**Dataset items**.
* * * * *

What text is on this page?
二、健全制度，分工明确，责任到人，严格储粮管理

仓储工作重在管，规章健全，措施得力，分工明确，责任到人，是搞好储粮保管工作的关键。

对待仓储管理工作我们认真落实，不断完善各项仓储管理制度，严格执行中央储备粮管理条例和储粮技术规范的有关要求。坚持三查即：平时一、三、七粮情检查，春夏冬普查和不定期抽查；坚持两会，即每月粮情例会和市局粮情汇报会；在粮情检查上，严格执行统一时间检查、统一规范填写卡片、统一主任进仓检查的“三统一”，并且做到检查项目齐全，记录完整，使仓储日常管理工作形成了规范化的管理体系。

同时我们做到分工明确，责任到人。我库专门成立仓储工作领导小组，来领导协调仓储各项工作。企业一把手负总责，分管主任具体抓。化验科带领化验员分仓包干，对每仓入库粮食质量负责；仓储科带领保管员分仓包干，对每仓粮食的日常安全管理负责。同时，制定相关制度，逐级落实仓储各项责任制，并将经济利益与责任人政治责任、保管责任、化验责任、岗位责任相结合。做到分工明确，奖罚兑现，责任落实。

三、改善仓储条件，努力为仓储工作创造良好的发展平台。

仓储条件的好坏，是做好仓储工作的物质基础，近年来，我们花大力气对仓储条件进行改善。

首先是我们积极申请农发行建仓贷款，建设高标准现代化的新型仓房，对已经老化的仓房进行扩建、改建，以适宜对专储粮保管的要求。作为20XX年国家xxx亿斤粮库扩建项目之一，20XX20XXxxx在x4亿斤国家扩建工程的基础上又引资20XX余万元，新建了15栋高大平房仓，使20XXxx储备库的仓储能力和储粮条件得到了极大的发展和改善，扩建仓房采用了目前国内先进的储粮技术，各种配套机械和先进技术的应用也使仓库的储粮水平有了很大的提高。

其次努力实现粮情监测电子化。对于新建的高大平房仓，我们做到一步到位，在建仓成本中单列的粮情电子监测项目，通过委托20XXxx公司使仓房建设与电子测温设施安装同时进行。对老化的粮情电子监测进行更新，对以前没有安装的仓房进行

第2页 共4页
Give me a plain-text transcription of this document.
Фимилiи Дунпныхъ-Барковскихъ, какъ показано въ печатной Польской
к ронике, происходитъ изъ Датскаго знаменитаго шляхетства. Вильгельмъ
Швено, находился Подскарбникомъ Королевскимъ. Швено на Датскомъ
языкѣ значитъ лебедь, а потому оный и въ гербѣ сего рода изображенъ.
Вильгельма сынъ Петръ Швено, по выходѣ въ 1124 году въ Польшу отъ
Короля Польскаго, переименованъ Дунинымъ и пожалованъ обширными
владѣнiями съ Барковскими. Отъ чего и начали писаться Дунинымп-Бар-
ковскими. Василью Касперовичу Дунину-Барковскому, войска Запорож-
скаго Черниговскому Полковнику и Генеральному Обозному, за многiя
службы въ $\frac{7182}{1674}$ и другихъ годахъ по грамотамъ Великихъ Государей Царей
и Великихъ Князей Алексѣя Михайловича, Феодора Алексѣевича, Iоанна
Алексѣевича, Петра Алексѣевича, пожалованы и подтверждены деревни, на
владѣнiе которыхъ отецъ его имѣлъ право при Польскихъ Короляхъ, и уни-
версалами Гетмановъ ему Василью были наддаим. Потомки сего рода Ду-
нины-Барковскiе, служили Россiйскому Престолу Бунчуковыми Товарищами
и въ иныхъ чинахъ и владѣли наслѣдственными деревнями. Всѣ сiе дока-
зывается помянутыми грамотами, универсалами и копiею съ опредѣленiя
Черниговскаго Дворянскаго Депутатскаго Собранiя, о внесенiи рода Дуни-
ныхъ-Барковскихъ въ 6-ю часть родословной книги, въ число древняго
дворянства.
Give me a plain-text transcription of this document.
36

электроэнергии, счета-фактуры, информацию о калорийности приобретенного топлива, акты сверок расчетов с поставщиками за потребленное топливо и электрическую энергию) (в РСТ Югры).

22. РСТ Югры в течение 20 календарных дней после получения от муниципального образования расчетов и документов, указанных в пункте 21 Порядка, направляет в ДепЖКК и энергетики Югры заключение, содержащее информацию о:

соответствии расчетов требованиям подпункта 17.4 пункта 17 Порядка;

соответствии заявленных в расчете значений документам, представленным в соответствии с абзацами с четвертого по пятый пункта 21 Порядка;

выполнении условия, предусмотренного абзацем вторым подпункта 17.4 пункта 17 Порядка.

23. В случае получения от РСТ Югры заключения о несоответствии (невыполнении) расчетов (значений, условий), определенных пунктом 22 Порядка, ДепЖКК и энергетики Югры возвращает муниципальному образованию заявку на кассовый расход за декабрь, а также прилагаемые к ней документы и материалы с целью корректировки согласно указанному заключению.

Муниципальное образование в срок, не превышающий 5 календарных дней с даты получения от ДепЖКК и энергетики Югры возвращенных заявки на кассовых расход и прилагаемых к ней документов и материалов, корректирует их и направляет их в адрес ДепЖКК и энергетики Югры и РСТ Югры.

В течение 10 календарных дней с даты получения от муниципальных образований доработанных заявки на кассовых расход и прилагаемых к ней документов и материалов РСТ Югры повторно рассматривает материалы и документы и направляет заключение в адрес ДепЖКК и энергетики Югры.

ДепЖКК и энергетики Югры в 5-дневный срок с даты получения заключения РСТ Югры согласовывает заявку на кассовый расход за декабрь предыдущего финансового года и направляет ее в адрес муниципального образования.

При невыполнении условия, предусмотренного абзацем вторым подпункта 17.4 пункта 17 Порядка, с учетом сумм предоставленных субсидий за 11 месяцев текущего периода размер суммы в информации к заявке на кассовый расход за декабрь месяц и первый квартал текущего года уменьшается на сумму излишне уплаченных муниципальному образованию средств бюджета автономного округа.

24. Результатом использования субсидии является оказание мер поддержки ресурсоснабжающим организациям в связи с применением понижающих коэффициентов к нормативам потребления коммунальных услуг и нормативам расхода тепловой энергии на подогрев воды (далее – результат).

* * * * *

**Given problem**. Set down each entry again, unchanged.

**Result below**.
What text is on this page?
二、健全制度，分工明确，责任到人，严格储粮管理

仓储工作重在管，规章健全，措施得力，分工明确，责任到人，是搞好储粮保管工作的关键。

对待仓储管理工作我们认真落实，不断完善各项仓储管理制度，严格执行中央储备粮管理条例和储粮技术规范的有关要求。坚持三查即：平时一、三、七粮情检查，春夏冬普查和不定期抽查；坚持两会，即每月粮情例会和市局粮情汇报会；在粮情检查上，严格执行统一时间检查、统一规范填写卡片、统一主任进仓检查的“三统一”，并且做到检查项目齐全，记录完整，使仓储日常管理工作形成了规范化的管理体系。

同时我们做到分工明确，责任到人。我库专门成立仓储工作领导小组，来领导协调仓储各项工作。企业一把手负总责，分管主任具体抓。化验科带领化验员分仓包干，对每仓入库粮食质量负责；仓储科带领保管员分仓包干，对每仓粮食的日常安全管理负责。同时，制定相关制度，逐级落实仓储各项责任制，并将经济利益与责任人政治责任、保管责任、化验责任、岗位责任相结合。做到分工明确，奖罚兑现，责任落实。

三、改善仓储条件，努力为仓储工作创造良好的发展平台。

仓储条件的好坏，是做好仓储工作的物质基础，近年来，我们花大力气对仓储条件进行改善。

首先是我们积极申请农发行建仓贷款，建设高标准现代化的新型仓房，对已经老化的仓房进行扩建、改建，以适宜对专储粮保管的要求。作为20XX年国家xxx亿斤粮库扩建项目之一，20XX20XXxxx在x4亿斤国家扩建工程的基础上又引资20XX余万元，新建了15栋高大平房仓，使20XXxx储备库的仓储能力和储粮条件得到了极大的发展和改善，扩建仓房采用了目前国内先进的储粮技术，各种配套机械和先进技术的应用也使仓库的储粮水平有了很大的提高。

其次努力实现粮情监测电子化。对于新建的高大平房仓，我们做到一步到位，在建仓成本中单列的粮情电子监测项目，通过委托20XXxx公司使仓房建设与电子测温设施安装同时进行。对老化的粮情电子监测进行更新，对以前没有安装的仓房进行

第2页 共4页
Give me a plain-text transcription of this document.
Фимилiи Дунпныхъ-Барковскихъ, какъ показано въ печатной Польской
к ронике, происходитъ изъ Датскаго знаменитаго шляхетства. Вильгельмъ
Швено, находился Подскарбникомъ Королевскимъ. Швено на Датскомъ
языкѣ значитъ лебедь, а потому оный и въ гербѣ сего рода изображенъ.
Вильгельма сынъ Петръ Швено, по выходѣ въ 1124 году въ Польшу отъ
Короля Польскаго, переименованъ Дунинымъ и пожалованъ обширными
владѣнiями съ Барковскими. Отъ чего и начали писаться Дунинымп-Бар-
ковскими. Василью Касперовичу Дунину-Барковскому, войска Запорож-
скаго Черниговскому Полковнику и Генеральному Обозному, за многiя
службы въ $\frac{7182}{1674}$ и другихъ годахъ по грамотамъ Великихъ Государей Царей
и Великихъ Князей Алексѣя Михайловича, Феодора Алексѣевича, Iоанна
Алексѣевича, Петра Алексѣевича, пожалованы и подтверждены деревни, на
владѣнiе которыхъ отецъ его имѣлъ право при Польскихъ Короляхъ, и уни-
версалами Гетмановъ ему Василью были наддаим. Потомки сего рода Ду-
нины-Барковскiе, служили Россiйскому Престолу Бунчуковыми Товарищами
и въ иныхъ чинахъ и владѣли наслѣдственными деревнями. Всѣ сiе дока-
зывается помянутыми грамотами, универсалами и копiею съ опредѣленiя
Черниговскаго Дворянскаго Депутатскаго Собранiя, о внесенiи рода Дуни-
ныхъ-Барковскихъ въ 6-ю часть родословной книги, въ число древняго
дворянства.
Give me a plain-text transcription of this document.
36

электроэнергии, счета-фактуры, информацию о калорийности приобретенного топлива, акты сверок расчетов с поставщиками за потребленное топливо и электрическую энергию) (в РСТ Югры).

22. РСТ Югры в течение 20 календарных дней после получения от муниципального образования расчетов и документов, указанных в пункте 21 Порядка, направляет в ДепЖКК и энергетики Югры заключение, содержащее информацию о:

соответствии расчетов требованиям подпункта 17.4 пункта 17 Порядка;

соответствии заявленных в расчете значений документам, представленным в соответствии с абзацами с четвертого по пятый пункта 21 Порядка;

выполнении условия, предусмотренного абзацем вторым подпункта 17.4 пункта 17 Порядка.

23. В случае получения от РСТ Югры заключения о несоответствии (невыполнении) расчетов (значений, условий), определенных пунктом 22 Порядка, ДепЖКК и энергетики Югры возвращает муниципальному образованию заявку на кассовый расход за декабрь, а также прилагаемые к ней документы и материалы с целью корректировки согласно указанному заключению.

Муниципальное образование в срок, не превышающий 5 календарных дней с даты получения от ДепЖКК и энергетики Югры возвращенных заявки на кассовых расход и прилагаемых к ней документов и материалов, корректирует их и направляет их в адрес ДепЖКК и энергетики Югры и РСТ Югры.

В течение 10 календарных дней с даты получения от муниципальных образований доработанных заявки на кассовых расход и прилагаемых к ней документов и материалов РСТ Югры повторно рассматривает материалы и документы и направляет заключение в адрес ДепЖКК и энергетики Югры.

ДепЖКК и энергетики Югры в 5-дневный срок с даты получения заключения РСТ Югры согласовывает заявку на кассовый расход за декабрь предыдущего финансового года и направляет ее в адрес муниципального образования.

При невыполнении условия, предусмотренного абзацем вторым подпункта 17.4 пункта 17 Порядка, с учетом сумм предоставленных субсидий за 11 месяцев текущего периода размер суммы в информации к заявке на кассовый расход за декабрь месяц и первый квартал текущего года уменьшается на сумму излишне уплаченных муниципальному образованию средств бюджета автономного округа.

24. Результатом использования субсидии является оказание мер поддержки ресурсоснабжающим организациям в связи с применением понижающих коэффициентов к нормативам потребления коммунальных услуг и нормативам расхода тепловой энергии на подогрев воды (далее – результат).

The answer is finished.